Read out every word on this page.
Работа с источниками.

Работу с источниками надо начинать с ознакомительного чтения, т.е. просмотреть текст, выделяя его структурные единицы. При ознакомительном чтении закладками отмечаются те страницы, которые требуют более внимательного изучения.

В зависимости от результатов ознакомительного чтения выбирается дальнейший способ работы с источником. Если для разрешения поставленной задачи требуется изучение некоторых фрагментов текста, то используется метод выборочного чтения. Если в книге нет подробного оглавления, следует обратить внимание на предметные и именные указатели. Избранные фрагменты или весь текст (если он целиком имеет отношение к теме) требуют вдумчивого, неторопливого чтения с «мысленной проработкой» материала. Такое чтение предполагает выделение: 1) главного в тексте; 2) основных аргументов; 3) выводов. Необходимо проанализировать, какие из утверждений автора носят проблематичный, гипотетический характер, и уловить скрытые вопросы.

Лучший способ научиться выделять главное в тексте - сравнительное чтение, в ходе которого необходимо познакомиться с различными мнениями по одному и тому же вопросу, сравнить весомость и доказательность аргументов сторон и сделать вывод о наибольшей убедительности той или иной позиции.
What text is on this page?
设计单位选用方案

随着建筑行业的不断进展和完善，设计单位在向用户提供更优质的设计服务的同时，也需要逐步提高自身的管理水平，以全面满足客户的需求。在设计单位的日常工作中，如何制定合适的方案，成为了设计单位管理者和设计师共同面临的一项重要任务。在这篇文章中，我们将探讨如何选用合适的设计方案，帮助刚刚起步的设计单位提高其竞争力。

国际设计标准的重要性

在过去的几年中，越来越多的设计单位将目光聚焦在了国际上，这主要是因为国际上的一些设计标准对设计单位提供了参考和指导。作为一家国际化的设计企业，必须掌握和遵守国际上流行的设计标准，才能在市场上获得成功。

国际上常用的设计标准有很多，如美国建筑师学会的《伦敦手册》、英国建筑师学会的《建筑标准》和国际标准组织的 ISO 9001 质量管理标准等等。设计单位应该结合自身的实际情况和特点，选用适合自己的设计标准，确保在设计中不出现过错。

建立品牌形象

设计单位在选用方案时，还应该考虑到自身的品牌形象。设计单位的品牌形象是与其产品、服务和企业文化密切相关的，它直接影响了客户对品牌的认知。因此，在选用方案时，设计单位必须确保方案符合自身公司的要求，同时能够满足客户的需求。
· · · · ·
Quote the material exactly, leaving nothing out.

#### Exercise response
Read out every word on this page.
Работа с источниками.

Работу с источниками надо начинать с ознакомительного чтения, т.е. просмотреть текст, выделяя его структурные единицы. При ознакомительном чтении закладками отмечаются те страницы, которые требуют более внимательного изучения.

В зависимости от результатов ознакомительного чтения выбирается дальнейший способ работы с источником. Если для разрешения поставленной задачи требуется изучение некоторых фрагментов текста, то используется метод выборочного чтения. Если в книге нет подробного оглавления, следует обратить внимание на предметные и именные указатели. Избранные фрагменты или весь текст (если он целиком имеет отношение к теме) требуют вдумчивого, неторопливого чтения с «мысленной проработкой» материала. Такое чтение предполагает выделение: 1) главного в тексте; 2) основных аргументов; 3) выводов. Необходимо проанализировать, какие из утверждений автора носят проблематичный, гипотетический характер, и уловить скрытые вопросы.

Лучший способ научиться выделять главное в тексте - сравнительное чтение, в ходе которого необходимо познакомиться с различными мнениями по одному и тому же вопросу, сравнить весомость и доказательность аргументов сторон и сделать вывод о наибольшей убедительности той или иной позиции.
What text is on this page?
设计单位选用方案

随着建筑行业的不断进展和完善，设计单位在向用户提供更优质的设计服务的同时，也需要逐步提高自身的管理水平，以全面满足客户的需求。在设计单位的日常工作中，如何制定合适的方案，成为了设计单位管理者和设计师共同面临的一项重要任务。在这篇文章中，我们将探讨如何选用合适的设计方案，帮助刚刚起步的设计单位提高其竞争力。

国际设计标准的重要性

在过去的几年中，越来越多的设计单位将目光聚焦在了国际上，这主要是因为国际上的一些设计标准对设计单位提供了参考和指导。作为一家国际化的设计企业，必须掌握和遵守国际上流行的设计标准，才能在市场上获得成功。

国际上常用的设计标准有很多，如美国建筑师学会的《伦敦手册》、英国建筑师学会的《建筑标准》和国际标准组织的 ISO 9001 质量管理标准等等。设计单位应该结合自身的实际情况和特点，选用适合自己的设计标准，确保在设计中不出现过错。

建立品牌形象

设计单位在选用方案时，还应该考虑到自身的品牌形象。设计单位的品牌形象是与其产品、服务和企业文化密切相关的，它直接影响了客户对品牌的认知。因此，在选用方案时，设计单位必须确保方案符合自身公司的要求，同时能够满足客户的需求。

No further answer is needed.